-- The input start --

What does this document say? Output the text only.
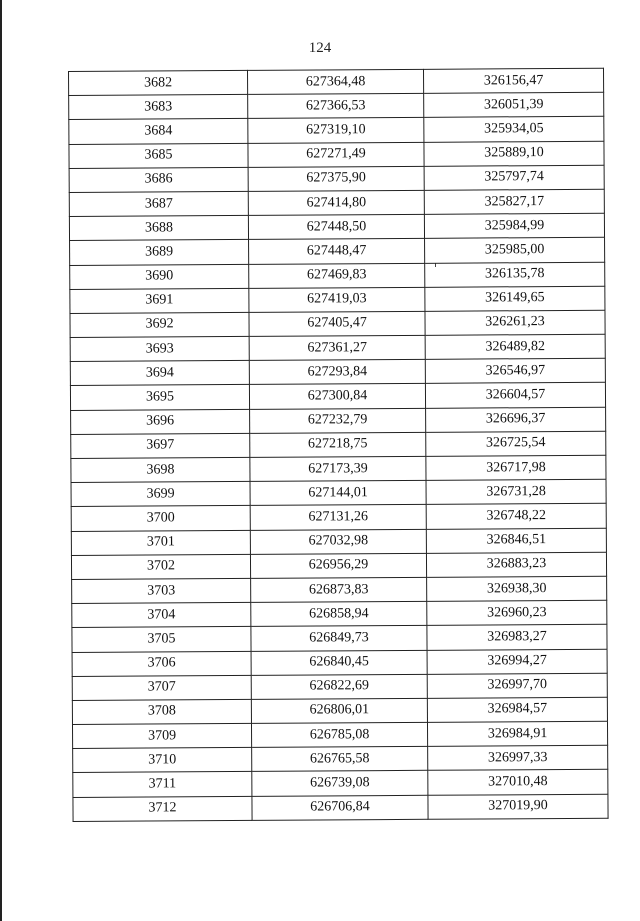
124
3682	627364,48	326156,47
3683	627366,53	326051,39
3684	627319,10	325934,05
3685	627271,49	325889,10
3686	627375,90	325797,74
3687	627414,80	325827,17
3688	627448,50	325984,99
3689	627448,47	325985,00
3690	627469,83	326135,78
3691	627419,03	326149,65
3692	627405,47	326261,23
3693	627361,27	326489,82
3694	627293,84	326546,97
3695	627300,84	326604,57
3696	627232,79	326696,37
3697	627218,75	326725,54
3698	627173,39	326717,98
3699	627144,01	326731,28
3700	627131,26	326748,22
3701	627032,98	326846,51
3702	626956,29	326883,23
3703	626873,83	326938,30
3704	626858,94	326960,23
3705	626849,73	326983,27
3706	626840,45	326994,27
3707	626822,69	326997,70
3708	626806,01	326984,57
3709	626785,08	326984,91
3710	626765,58	326997,33
3711	626739,08	327010,48
3712	626706,84	327019,90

-- The input end --

**Your task:** Every line above should be returned exactly; the pictures stay out.

**Exercise output:**
What does this document say? Output the text only.
124
3682	627364,48	326156,47
3683	627366,53	326051,39
3684	627319,10	325934,05
3685	627271,49	325889,10
3686	627375,90	325797,74
3687	627414,80	325827,17
3688	627448,50	325984,99
3689	627448,47	325985,00
3690	627469,83	326135,78
3691	627419,03	326149,65
3692	627405,47	326261,23
3693	627361,27	326489,82
3694	627293,84	326546,97
3695	627300,84	326604,57
3696	627232,79	326696,37
3697	627218,75	326725,54
3698	627173,39	326717,98
3699	627144,01	326731,28
3700	627131,26	326748,22
3701	627032,98	326846,51
3702	626956,29	326883,23
3703	626873,83	326938,30
3704	626858,94	326960,23
3705	626849,73	326983,27
3706	626840,45	326994,27
3707	626822,69	326997,70
3708	626806,01	326984,57
3709	626785,08	326984,91
3710	626765,58	326997,33
3711	626739,08	327010,48
3712	626706,84	327019,90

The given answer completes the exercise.